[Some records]

################

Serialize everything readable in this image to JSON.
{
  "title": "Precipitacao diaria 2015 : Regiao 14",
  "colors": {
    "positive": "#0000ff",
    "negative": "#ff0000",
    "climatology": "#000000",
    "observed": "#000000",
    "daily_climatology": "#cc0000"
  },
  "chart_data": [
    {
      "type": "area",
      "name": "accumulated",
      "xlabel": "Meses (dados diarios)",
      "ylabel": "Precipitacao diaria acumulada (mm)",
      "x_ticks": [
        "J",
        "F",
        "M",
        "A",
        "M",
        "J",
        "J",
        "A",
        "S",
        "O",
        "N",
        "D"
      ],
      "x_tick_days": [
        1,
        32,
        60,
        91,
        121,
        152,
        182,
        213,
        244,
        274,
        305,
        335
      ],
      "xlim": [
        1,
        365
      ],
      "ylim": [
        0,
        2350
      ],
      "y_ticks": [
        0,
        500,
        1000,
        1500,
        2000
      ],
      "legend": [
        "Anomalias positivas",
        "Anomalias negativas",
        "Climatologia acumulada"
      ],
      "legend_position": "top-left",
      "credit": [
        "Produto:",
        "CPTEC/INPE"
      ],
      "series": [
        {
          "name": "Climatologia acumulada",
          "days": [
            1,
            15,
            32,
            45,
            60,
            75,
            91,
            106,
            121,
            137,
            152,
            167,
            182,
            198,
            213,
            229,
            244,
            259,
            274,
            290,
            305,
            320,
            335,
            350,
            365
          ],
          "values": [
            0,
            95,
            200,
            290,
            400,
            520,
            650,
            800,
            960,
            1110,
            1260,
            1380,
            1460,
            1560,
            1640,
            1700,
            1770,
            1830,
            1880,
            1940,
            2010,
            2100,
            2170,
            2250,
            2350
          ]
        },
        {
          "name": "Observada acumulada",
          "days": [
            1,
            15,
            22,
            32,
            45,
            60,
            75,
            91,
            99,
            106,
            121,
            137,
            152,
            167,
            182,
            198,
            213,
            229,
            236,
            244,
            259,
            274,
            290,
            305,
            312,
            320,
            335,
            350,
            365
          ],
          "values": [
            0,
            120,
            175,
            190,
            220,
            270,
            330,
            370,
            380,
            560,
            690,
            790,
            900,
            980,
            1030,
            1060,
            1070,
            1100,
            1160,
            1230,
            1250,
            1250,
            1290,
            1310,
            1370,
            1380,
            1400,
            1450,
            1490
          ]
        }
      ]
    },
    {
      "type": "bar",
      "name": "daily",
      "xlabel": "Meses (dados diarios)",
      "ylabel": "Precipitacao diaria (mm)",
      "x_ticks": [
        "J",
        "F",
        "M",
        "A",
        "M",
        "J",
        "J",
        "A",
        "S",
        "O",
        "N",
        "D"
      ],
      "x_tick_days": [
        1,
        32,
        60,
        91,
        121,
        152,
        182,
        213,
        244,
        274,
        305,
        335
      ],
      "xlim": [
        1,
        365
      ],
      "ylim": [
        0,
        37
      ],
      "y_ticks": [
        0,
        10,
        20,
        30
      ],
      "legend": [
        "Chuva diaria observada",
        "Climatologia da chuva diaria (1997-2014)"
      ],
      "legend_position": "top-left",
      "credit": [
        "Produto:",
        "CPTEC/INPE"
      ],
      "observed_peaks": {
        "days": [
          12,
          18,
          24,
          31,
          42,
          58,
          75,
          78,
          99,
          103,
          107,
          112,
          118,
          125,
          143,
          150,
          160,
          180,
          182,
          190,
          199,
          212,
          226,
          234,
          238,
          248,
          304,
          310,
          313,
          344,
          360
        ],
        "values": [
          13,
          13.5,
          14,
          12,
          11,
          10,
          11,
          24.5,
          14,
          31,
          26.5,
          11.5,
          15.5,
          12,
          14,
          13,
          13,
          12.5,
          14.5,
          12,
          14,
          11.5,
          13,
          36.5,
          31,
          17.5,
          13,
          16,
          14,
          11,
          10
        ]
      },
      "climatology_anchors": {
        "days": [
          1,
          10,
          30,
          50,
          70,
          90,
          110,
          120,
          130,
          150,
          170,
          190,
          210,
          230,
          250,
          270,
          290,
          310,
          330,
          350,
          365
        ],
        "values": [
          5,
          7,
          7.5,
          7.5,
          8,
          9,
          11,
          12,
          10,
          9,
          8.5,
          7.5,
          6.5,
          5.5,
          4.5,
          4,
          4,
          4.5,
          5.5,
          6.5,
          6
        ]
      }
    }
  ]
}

################

_Job_:
Your answer should be one number: how many lines of the listing include the word "Anomalias".

_Response for this exercise_:
2